_Information provided_:
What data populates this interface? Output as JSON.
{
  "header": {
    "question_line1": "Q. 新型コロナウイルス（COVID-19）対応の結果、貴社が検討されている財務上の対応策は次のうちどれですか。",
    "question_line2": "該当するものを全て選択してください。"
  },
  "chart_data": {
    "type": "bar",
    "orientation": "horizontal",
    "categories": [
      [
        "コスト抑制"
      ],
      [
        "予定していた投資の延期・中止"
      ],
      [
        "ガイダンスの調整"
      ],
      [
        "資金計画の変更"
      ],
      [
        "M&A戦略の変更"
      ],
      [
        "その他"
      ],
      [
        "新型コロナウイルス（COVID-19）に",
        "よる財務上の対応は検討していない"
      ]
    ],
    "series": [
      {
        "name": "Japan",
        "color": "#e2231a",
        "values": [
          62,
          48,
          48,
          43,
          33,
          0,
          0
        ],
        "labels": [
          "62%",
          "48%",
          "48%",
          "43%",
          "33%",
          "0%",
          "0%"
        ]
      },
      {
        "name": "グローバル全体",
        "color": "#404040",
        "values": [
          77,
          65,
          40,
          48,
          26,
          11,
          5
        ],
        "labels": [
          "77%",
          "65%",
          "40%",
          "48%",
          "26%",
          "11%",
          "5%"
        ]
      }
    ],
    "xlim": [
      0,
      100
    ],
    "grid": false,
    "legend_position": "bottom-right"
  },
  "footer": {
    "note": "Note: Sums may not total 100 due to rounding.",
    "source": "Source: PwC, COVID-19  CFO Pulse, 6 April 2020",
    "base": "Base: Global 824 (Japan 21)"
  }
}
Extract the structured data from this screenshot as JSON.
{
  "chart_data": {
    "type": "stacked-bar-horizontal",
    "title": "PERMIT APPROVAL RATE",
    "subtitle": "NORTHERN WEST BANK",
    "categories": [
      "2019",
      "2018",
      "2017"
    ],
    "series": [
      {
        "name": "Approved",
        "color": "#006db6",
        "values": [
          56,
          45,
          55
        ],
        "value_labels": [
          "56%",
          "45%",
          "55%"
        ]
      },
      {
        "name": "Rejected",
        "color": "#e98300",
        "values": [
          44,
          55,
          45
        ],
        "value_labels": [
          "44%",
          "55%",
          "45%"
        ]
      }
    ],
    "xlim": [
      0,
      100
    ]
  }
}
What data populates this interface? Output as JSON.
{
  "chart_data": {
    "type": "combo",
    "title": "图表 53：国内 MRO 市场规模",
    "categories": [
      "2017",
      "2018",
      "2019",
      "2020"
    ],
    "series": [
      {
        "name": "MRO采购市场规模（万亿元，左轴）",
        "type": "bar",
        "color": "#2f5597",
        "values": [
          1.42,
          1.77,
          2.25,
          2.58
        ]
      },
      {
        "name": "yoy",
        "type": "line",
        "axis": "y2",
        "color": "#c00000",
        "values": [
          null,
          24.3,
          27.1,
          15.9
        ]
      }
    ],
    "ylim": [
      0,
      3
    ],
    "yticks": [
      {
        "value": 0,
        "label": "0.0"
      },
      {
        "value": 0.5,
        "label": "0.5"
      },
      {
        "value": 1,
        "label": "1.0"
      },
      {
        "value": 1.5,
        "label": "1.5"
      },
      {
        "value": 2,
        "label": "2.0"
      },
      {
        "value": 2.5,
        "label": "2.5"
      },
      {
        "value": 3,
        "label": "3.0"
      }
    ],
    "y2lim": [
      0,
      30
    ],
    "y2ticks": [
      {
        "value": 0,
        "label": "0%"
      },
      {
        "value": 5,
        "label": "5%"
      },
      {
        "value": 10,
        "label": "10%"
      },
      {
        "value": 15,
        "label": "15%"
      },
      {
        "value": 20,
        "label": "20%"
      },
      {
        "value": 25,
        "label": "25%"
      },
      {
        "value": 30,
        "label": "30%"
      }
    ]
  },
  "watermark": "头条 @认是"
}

_Stated goal_:
Scan the lines for the string "Japan". Copy out each line that matches.

_Written solution_:
        "name": "Japan",
    "base": "Base: Global 824 (Japan 21)"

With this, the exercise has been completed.